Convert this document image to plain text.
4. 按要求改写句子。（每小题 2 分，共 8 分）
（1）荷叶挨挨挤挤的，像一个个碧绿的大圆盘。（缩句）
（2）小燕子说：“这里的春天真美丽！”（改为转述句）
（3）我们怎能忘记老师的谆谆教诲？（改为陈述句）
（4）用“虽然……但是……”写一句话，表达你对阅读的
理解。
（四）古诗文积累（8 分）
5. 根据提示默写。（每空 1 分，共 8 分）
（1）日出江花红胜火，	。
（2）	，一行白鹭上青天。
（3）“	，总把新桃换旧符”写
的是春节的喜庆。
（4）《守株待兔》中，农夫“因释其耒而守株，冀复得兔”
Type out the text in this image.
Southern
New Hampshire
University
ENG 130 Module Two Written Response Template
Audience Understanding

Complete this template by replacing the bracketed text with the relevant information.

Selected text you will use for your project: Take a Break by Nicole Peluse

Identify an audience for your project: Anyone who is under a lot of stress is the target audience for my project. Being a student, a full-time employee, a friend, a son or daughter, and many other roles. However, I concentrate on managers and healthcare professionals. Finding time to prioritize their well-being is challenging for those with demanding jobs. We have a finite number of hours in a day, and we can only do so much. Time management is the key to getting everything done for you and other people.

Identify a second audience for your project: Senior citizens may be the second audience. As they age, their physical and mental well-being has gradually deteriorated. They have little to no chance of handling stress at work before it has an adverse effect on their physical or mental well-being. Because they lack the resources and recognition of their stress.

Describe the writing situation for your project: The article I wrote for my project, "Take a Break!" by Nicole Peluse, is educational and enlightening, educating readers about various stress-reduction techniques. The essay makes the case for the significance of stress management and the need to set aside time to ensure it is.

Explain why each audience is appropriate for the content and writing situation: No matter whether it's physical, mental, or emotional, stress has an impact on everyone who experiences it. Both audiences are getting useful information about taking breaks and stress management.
**********
## Aim of the task
Pick out all lines from the data above in which the word "image" appears.

## Result
Convert this document image to plain text.
Type out the text in this image.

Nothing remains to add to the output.